▶ Dataset listings of figures:
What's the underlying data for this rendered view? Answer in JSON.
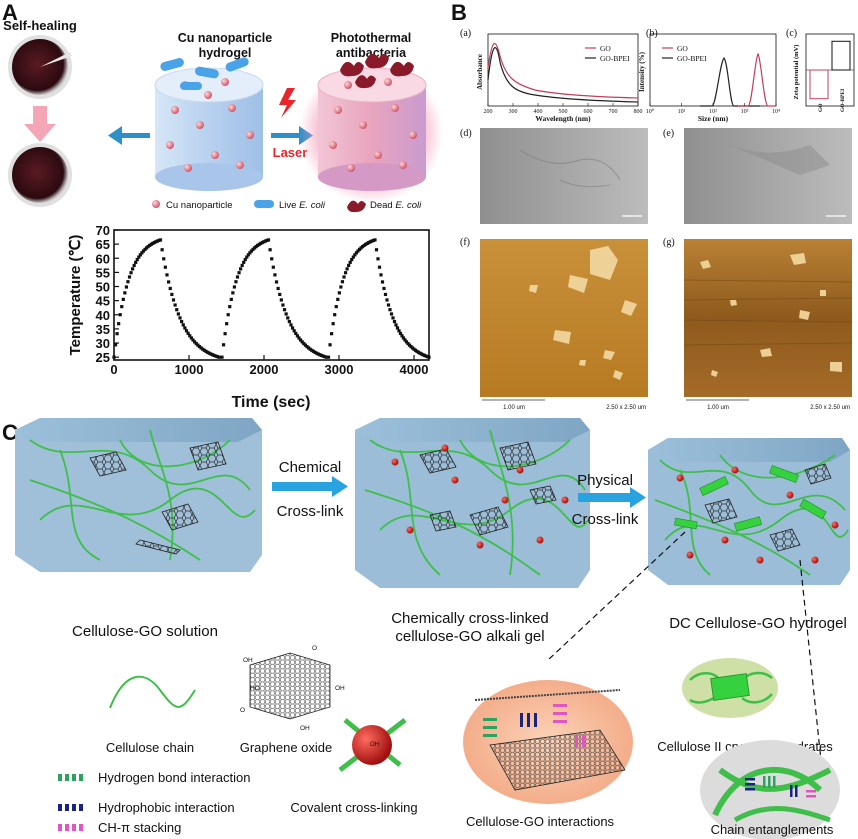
{
  "panel_A": {
    "letter": "A",
    "self_healing": "Self-healing",
    "center_title_1": "Cu  nanoparticle",
    "center_title_2": "hydrogel",
    "right_title_1": "Photothermal",
    "right_title_2": "antibacteria",
    "laser": "Laser",
    "legend_cu": "Cu  nanoparticle",
    "legend_live_pre": "Live ",
    "legend_live_italic": "E. coli",
    "legend_dead_pre": "Dead ",
    "legend_dead_italic": "E. coli",
    "colors": {
      "cylinder": "#b9d3ef",
      "hot": "#e9a0b8",
      "bacteria_live": "#4aa3e8",
      "bacteria_dead": "#8a1a2a",
      "arrow": "#2f8fc9",
      "pink_arrow": "#f4a6b6",
      "laser": "#e8252b"
    },
    "chart_data": {
      "type": "scatter",
      "xlabel": "Time (sec)",
      "ylabel": "Temperature (℃)",
      "xlim": [
        0,
        4200
      ],
      "ylim": [
        24,
        70
      ],
      "x_ticks": [
        "0",
        "1000",
        "2000",
        "3000",
        "4000"
      ],
      "y_ticks": [
        "25",
        "30",
        "35",
        "40",
        "45",
        "50",
        "55",
        "60",
        "65",
        "70"
      ],
      "cycles": [
        {
          "heat_start": 0,
          "peak_time": 620,
          "cool_end": 1400
        },
        {
          "heat_start": 1440,
          "peak_time": 2060,
          "cool_end": 2830
        },
        {
          "heat_start": 2860,
          "peak_time": 3480,
          "cool_end": 4200
        }
      ],
      "baseline": 25,
      "peak": 66.5
    }
  },
  "panel_B": {
    "letter": "B",
    "a": {
      "label": "(a)",
      "xlabel": "Wavelength (nm)",
      "ylabel": "Absorbance",
      "x_ticks": [
        "200",
        "300",
        "400",
        "500",
        "600",
        "700",
        "800"
      ],
      "legend": [
        "GO",
        "GO-BPEI"
      ]
    },
    "b": {
      "label": "(b)",
      "xlabel": "Size (nm)",
      "ylabel": "Intensity (%)",
      "x_ticks": [
        "10⁰",
        "10¹",
        "10²",
        "10³",
        "10⁴"
      ],
      "legend": [
        "GO",
        "GO-BPEI"
      ]
    },
    "c": {
      "label": "(c)",
      "ylabel": "Zeta potential (mV)",
      "categories": [
        "GO",
        "GO-BPEI"
      ],
      "values": [
        -38,
        38
      ]
    },
    "d": {
      "label": "(d)"
    },
    "e": {
      "label": "(e)"
    },
    "f": {
      "label": "(f)",
      "scale_left": "1.00 um",
      "scale_right": "2.50 x 2.50 um"
    },
    "g": {
      "label": "(g)",
      "scale_left": "1.00 um",
      "scale_right": "2.50 x 2.50 um"
    },
    "colors": {
      "go": "#c0405a",
      "go_bpei": "#222222",
      "afm_bg": "#c88a2e",
      "tem_bg": "#9a9a9a"
    }
  },
  "panel_C": {
    "letter": "C",
    "chemical": "Chemical",
    "cross_link_1": "Cross-link",
    "physical": "Physical",
    "cross_link_2": "Cross-link",
    "solution": "Cellulose-GO solution",
    "alkali_1": "Chemically cross-linked",
    "alkali_2": "cellulose-GO alkali gel",
    "hydrogel": "DC Cellulose-GO hydrogel",
    "cellulose_chain": "Cellulose chain",
    "graphene_oxide": "Graphene oxide",
    "hbond": "Hydrogen bond interaction",
    "hydrophobic": "Hydrophobic interaction",
    "chpi": "CH-π stacking",
    "covalent": "Covalent cross-linking",
    "cgo_interactions": "Cellulose-GO interactions",
    "crystallite": "Cellulose II crystallite hydrates",
    "entanglements": "Chain entanglements",
    "colors": {
      "gel": "#8fb3cf",
      "chain": "#3fbf4a",
      "node": "#c0392b",
      "hbond": "#2ca25f",
      "hydrophobic": "#1a237e",
      "chpi": "#e055c0",
      "arrow": "#29a3e0"
    }
  }
}
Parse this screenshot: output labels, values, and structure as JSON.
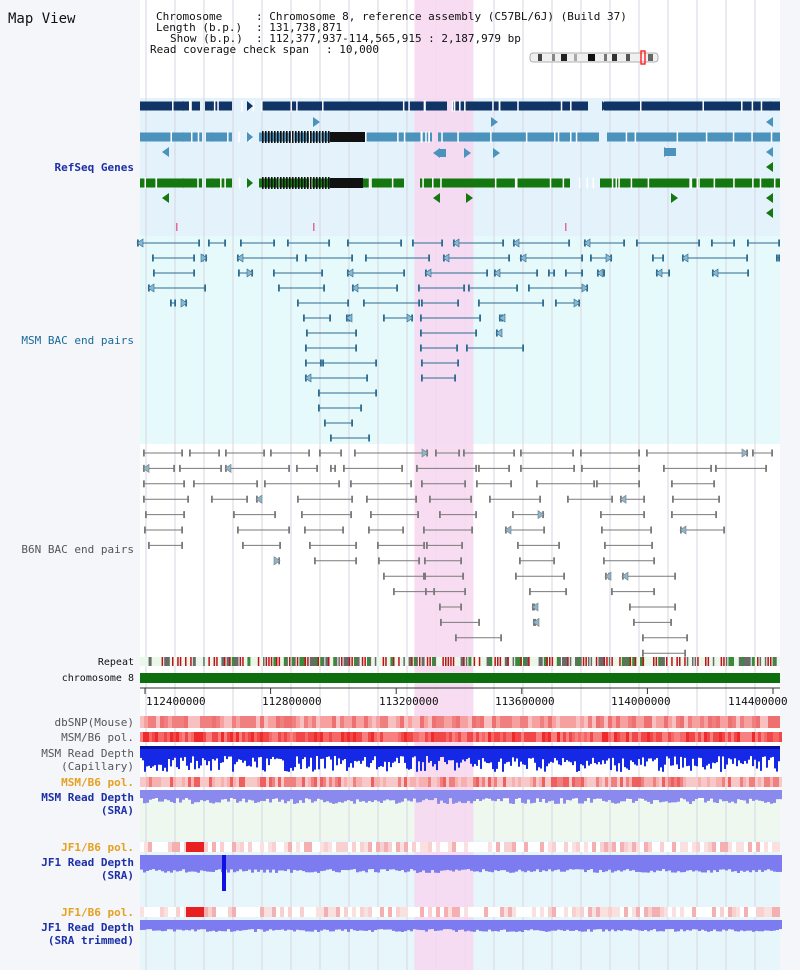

▶ What the exercise asks:
Because the pictures are not wanted, retype only the text of every record, exactly as given.

▶ Result of the exercise:
What's the underlying data for this rendered view? Answer in JSON.
{
  "panel_A": {
    "letter": "A",
    "self_healing": "Self-healing",
    "center_title_1": "Cu  nanoparticle",
    "center_title_2": "hydrogel",
    "right_title_1": "Photothermal",
    "right_title_2": "antibacteria",
    "laser": "Laser",
    "legend_cu": "Cu  nanoparticle",
    "legend_live_pre": "Live ",
    "legend_live_italic": "E. coli",
    "legend_dead_pre": "Dead ",
    "legend_dead_italic": "E. coli",
    "colors": {
      "cylinder": "#b9d3ef",
      "hot": "#e9a0b8",
      "bacteria_live": "#4aa3e8",
      "bacteria_dead": "#8a1a2a",
      "arrow": "#2f8fc9",
      "pink_arrow": "#f4a6b6",
      "laser": "#e8252b"
    },
    "chart_data": {
      "type": "scatter",
      "xlabel": "Time (sec)",
      "ylabel": "Temperature (℃)",
      "xlim": [
        0,
        4200
      ],
      "ylim": [
        24,
        70
      ],
      "x_ticks": [
        "0",
        "1000",
        "2000",
        "3000",
        "4000"
      ],
      "y_ticks": [
        "25",
        "30",
        "35",
        "40",
        "45",
        "50",
        "55",
        "60",
        "65",
        "70"
      ],
      "cycles": [
        {
          "heat_start": 0,
          "peak_time": 620,
          "cool_end": 1400
        },
        {
          "heat_start": 1440,
          "peak_time": 2060,
          "cool_end": 2830
        },
        {
          "heat_start": 2860,
          "peak_time": 3480,
          "cool_end": 4200
        }
      ],
      "baseline": 25,
      "peak": 66.5
    }
  },
  "panel_B": {
    "letter": "B",
    "a": {
      "label": "(a)",
      "xlabel": "Wavelength (nm)",
      "ylabel": "Absorbance",
      "x_ticks": [
        "200",
        "300",
        "400",
        "500",
        "600",
        "700",
        "800"
      ],
      "legend": [
        "GO",
        "GO-BPEI"
      ]
    },
    "b": {
      "label": "(b)",
      "xlabel": "Size (nm)",
      "ylabel": "Intensity (%)",
      "x_ticks": [
        "10⁰",
        "10¹",
        "10²",
        "10³",
        "10⁴"
      ],
      "legend": [
        "GO",
        "GO-BPEI"
      ]
    },
    "c": {
      "label": "(c)",
      "ylabel": "Zeta potential (mV)",
      "categories": [
        "GO",
        "GO-BPEI"
      ],
      "values": [
        -38,
        38
      ]
    },
    "d": {
      "label": "(d)"
    },
    "e": {
      "label": "(e)"
    },
    "f": {
      "label": "(f)",
      "scale_left": "1.00 um",
      "scale_right": "2.50 x 2.50 um"
    },
    "g": {
      "label": "(g)",
      "scale_left": "1.00 um",
      "scale_right": "2.50 x 2.50 um"
    },
    "colors": {
      "go": "#c0405a",
      "go_bpei": "#222222",
      "afm_bg": "#c88a2e",
      "tem_bg": "#9a9a9a"
    }
  },
  "panel_C": {
    "letter": "C",
    "chemical": "Chemical",
    "cross_link_1": "Cross-link",
    "physical": "Physical",
    "cross_link_2": "Cross-link",
    "solution": "Cellulose-GO solution",
    "alkali_1": "Chemically cross-linked",
    "alkali_2": "cellulose-GO alkali gel",
    "hydrogel": "DC Cellulose-GO hydrogel",
    "cellulose_chain": "Cellulose chain",
    "graphene_oxide": "Graphene oxide",
    "hbond": "Hydrogen bond interaction",
    "hydrophobic": "Hydrophobic interaction",
    "chpi": "CH-π stacking",
    "covalent": "Covalent cross-linking",
    "cgo_interactions": "Cellulose-GO interactions",
    "crystallite": "Cellulose II crystallite hydrates",
    "entanglements": "Chain entanglements",
    "colors": {
      "gel": "#8fb3cf",
      "chain": "#3fbf4a",
      "node": "#c0392b",
      "hbond": "#2ca25f",
      "hydrophobic": "#1a237e",
      "chpi": "#e055c0",
      "arrow": "#29a3e0"
    }
  }
}
Parse this screenshot: output labels, values, and structure as JSON.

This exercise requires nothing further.